[To be done] Skip the pictures. Reproduce all other material exactly.

***** Data provided

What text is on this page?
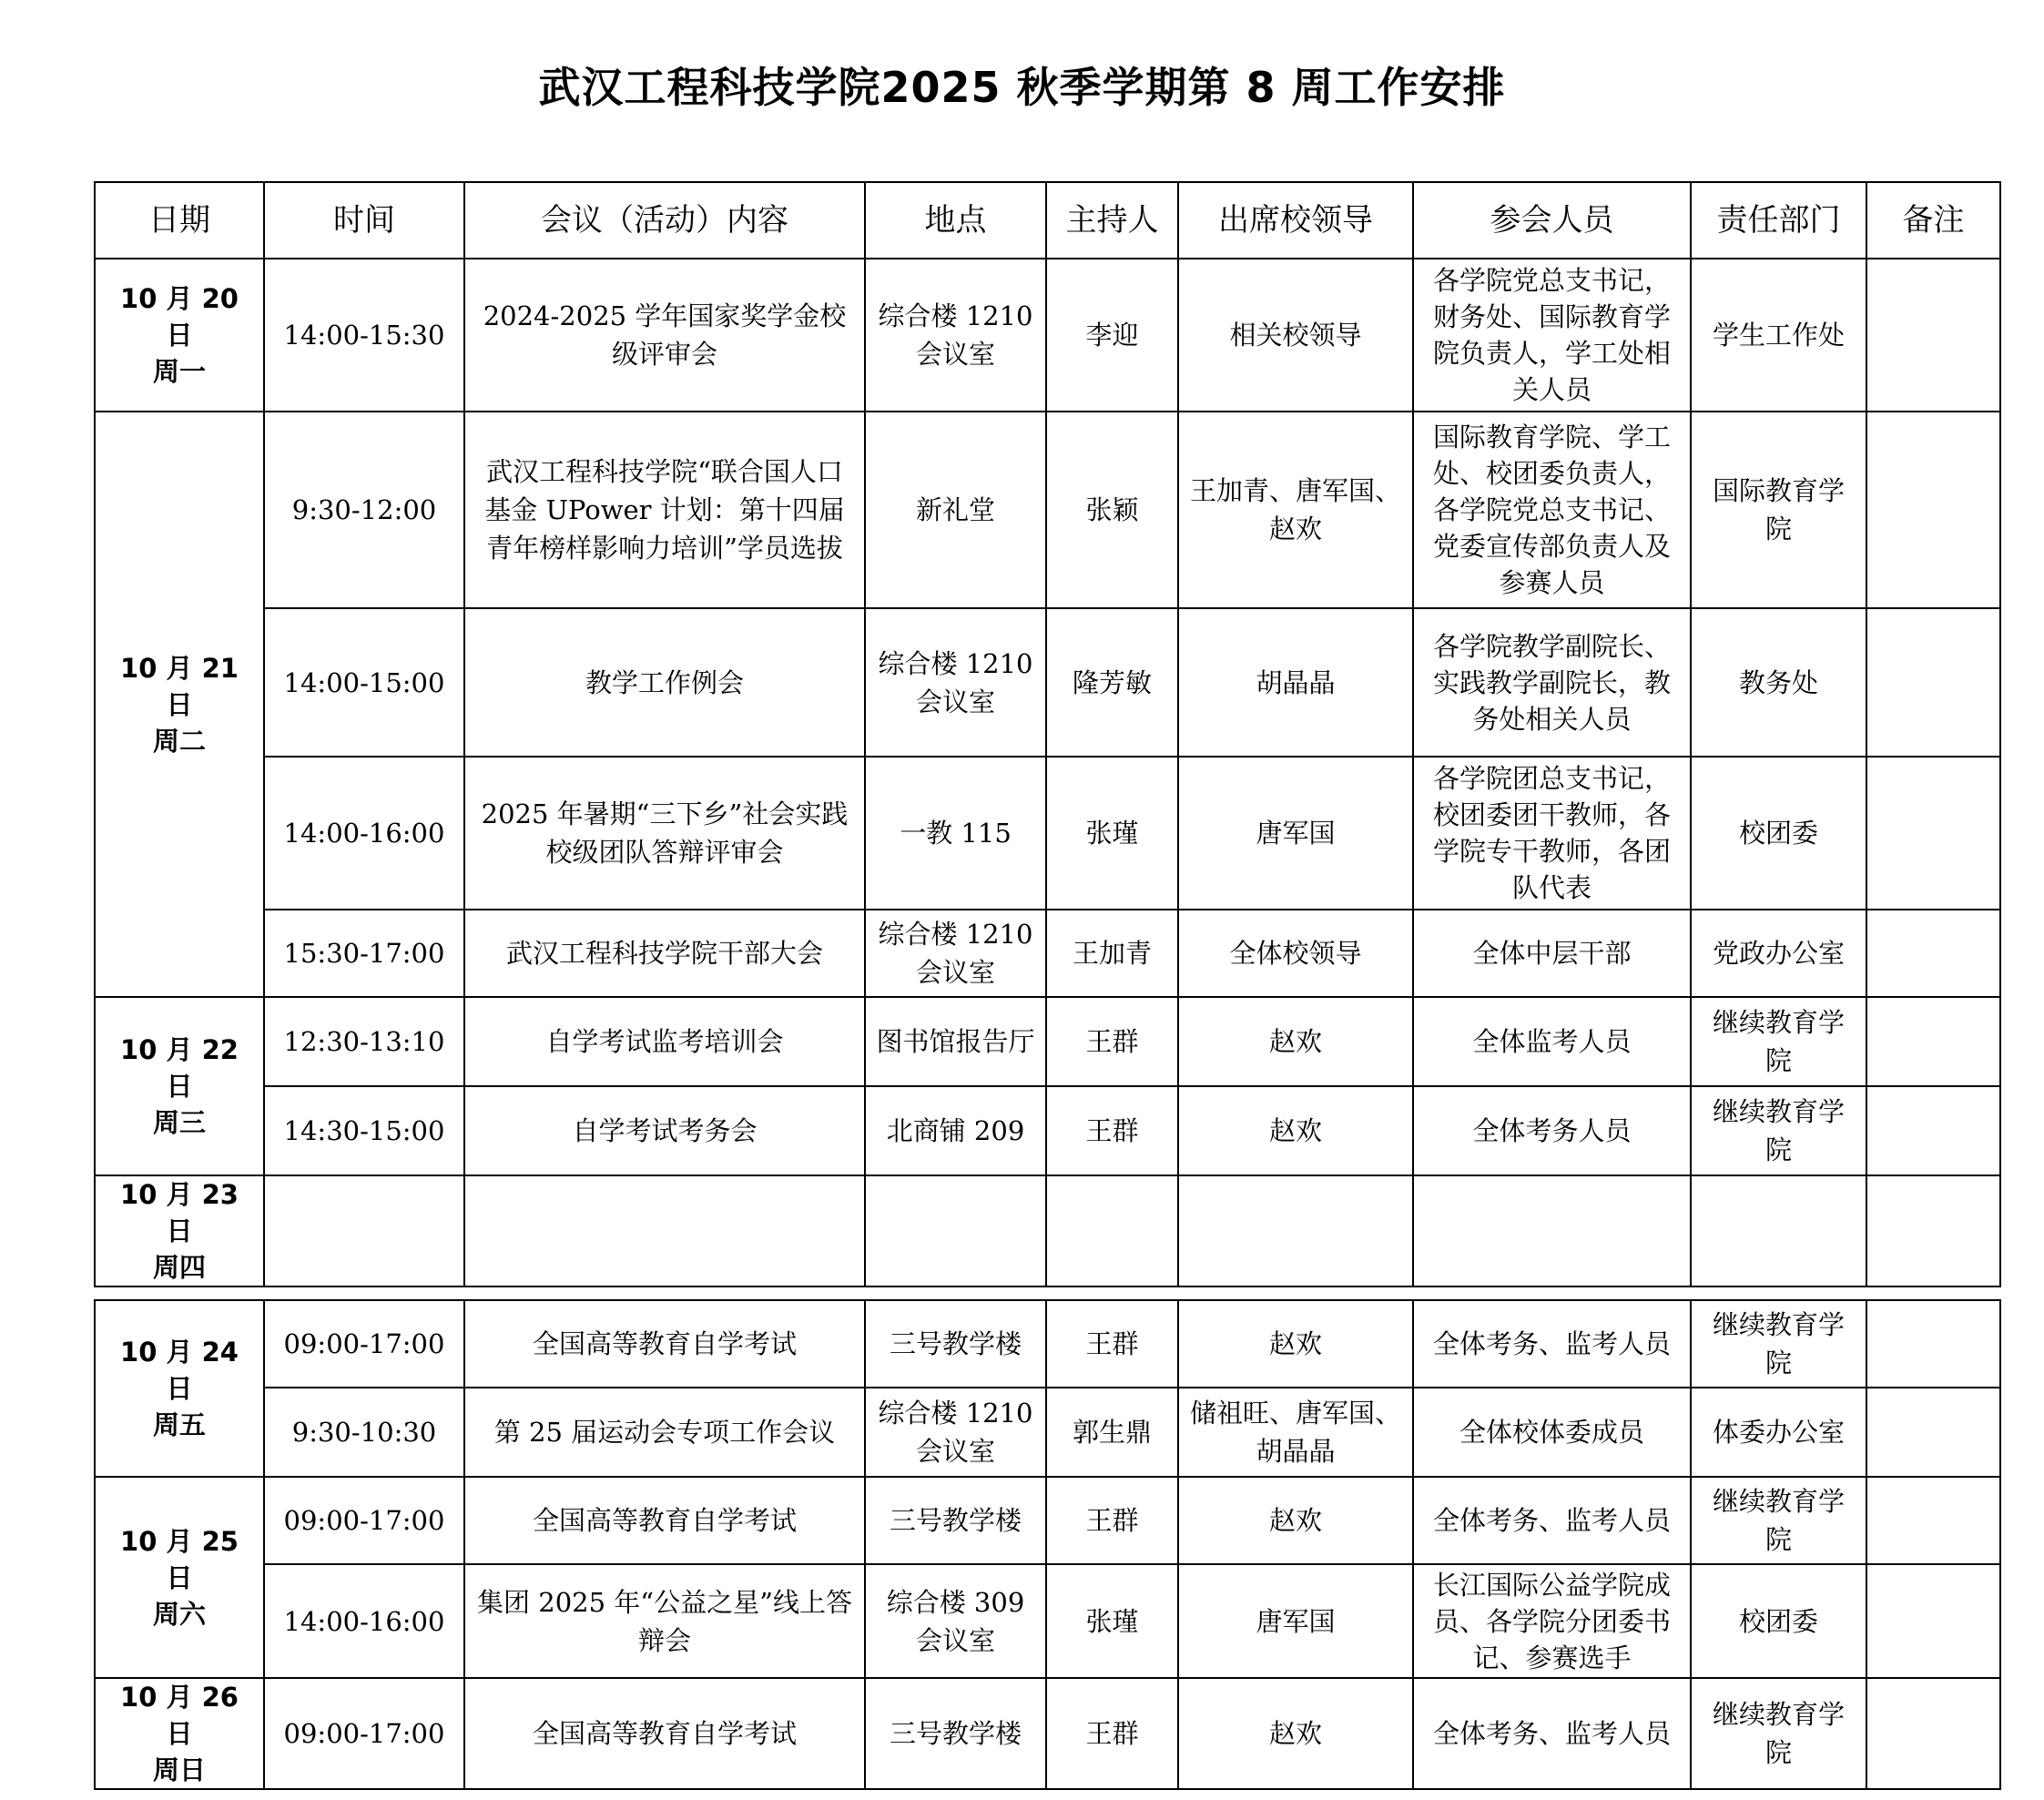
武汉工程科技学院2025 秋季学期第 8 周工作安排
日期	时间	会议（活动）内容	地点	主持人	出席校领导	参会人员	责任部门	备注

10 月 20 日
周一	14:00-15:30	2024-2025 学年国家奖学金校级评审会	综合楼 1210 会议室	李迎	相关校领导	各学院党总支书记，财务处、国际教育学院负责人，学工处相关人员	学生工作处	

10 月 21 日
周二	9:30-12:00	武汉工程科技学院“联合国人口基金 UPower 计划：第十四届青年榜样影响力培训”学员选拔	新礼堂	张颖	王加青、唐军国、赵欢	国际教育学院、学工处、校团委负责人，各学院党总支书记、党委宣传部负责人及参赛人员	国际教育学院	
	14:00-15:00	教学工作例会	综合楼 1210 会议室	隆芳敏	胡晶晶	各学院教学副院长、实践教学副院长，教务处相关人员	教务处	
	14:00-16:00	2025 年暑期“三下乡”社会实践校级团队答辩评审会	一教 115	张瑾	唐军国	各学院团总支书记，校团委团干教师，各学院专干教师，各团队代表	校团委	
	15:30-17:00	武汉工程科技学院干部大会	综合楼 1210 会议室	王加青	全体校领导	全体中层干部	党政办公室	

10 月 22 日
周三	12:30-13:10	自学考试监考培训会	图书馆报告厅	王群	赵欢	全体监考人员	继续教育学院	
	14:30-15:00	自学考试考务会	北商铺 209	王群	赵欢	全体考务人员	继续教育学院	

10 月 23 日
周四								

10 月 24 日
周五	09:00-17:00	全国高等教育自学考试	三号教学楼	王群	赵欢	全体考务、监考人员	继续教育学院	
	9:30-10:30	第 25 届运动会专项工作会议	综合楼 1210 会议室	郭生鼎	储祖旺、唐军国、胡晶晶	全体校体委成员	体委办公室	

10 月 25 日
周六	09:00-17:00	全国高等教育自学考试	三号教学楼	王群	赵欢	全体考务、监考人员	继续教育学院	
	14:00-16:00	集团 2025 年“公益之星”线上答辩会	综合楼 309 会议室	张瑾	唐军国	长江国际公益学院成员、各学院分团委书记、参赛选手	校团委	

10 月 26 日
周日	09:00-17:00	全国高等教育自学考试	三号教学楼	王群	赵欢	全体考务、监考人员	继续教育学院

**********

[Problem solution]
What text is on this page?
武汉工程科技学院2025 秋季学期第 8 周工作安排
日期	时间	会议（活动）内容	地点	主持人	出席校领导	参会人员	责任部门	备注

10 月 20 日
周一	14:00-15:30	2024-2025 学年国家奖学金校级评审会	综合楼 1210 会议室	李迎	相关校领导	各学院党总支书记，财务处、国际教育学院负责人，学工处相关人员	学生工作处	

10 月 21 日
周二	9:30-12:00	武汉工程科技学院“联合国人口基金 UPower 计划：第十四届青年榜样影响力培训”学员选拔	新礼堂	张颖	王加青、唐军国、赵欢	国际教育学院、学工处、校团委负责人，各学院党总支书记、党委宣传部负责人及参赛人员	国际教育学院	
	14:00-15:00	教学工作例会	综合楼 1210 会议室	隆芳敏	胡晶晶	各学院教学副院长、实践教学副院长，教务处相关人员	教务处	
	14:00-16:00	2025 年暑期“三下乡”社会实践校级团队答辩评审会	一教 115	张瑾	唐军国	各学院团总支书记，校团委团干教师，各学院专干教师，各团队代表	校团委	
	15:30-17:00	武汉工程科技学院干部大会	综合楼 1210 会议室	王加青	全体校领导	全体中层干部	党政办公室	

10 月 22 日
周三	12:30-13:10	自学考试监考培训会	图书馆报告厅	王群	赵欢	全体监考人员	继续教育学院	
	14:30-15:00	自学考试考务会	北商铺 209	王群	赵欢	全体考务人员	继续教育学院	

10 月 23 日
周四								

10 月 24 日
周五	09:00-17:00	全国高等教育自学考试	三号教学楼	王群	赵欢	全体考务、监考人员	继续教育学院	
	9:30-10:30	第 25 届运动会专项工作会议	综合楼 1210 会议室	郭生鼎	储祖旺、唐军国、胡晶晶	全体校体委成员	体委办公室	

10 月 25 日
周六	09:00-17:00	全国高等教育自学考试	三号教学楼	王群	赵欢	全体考务、监考人员	继续教育学院	
	14:00-16:00	集团 2025 年“公益之星”线上答辩会	综合楼 309 会议室	张瑾	唐军国	长江国际公益学院成员、各学院分团委书记、参赛选手	校团委	

10 月 26 日
周日	09:00-17:00	全国高等教育自学考试	三号教学楼	王群	赵欢	全体考务、监考人员	继续教育学院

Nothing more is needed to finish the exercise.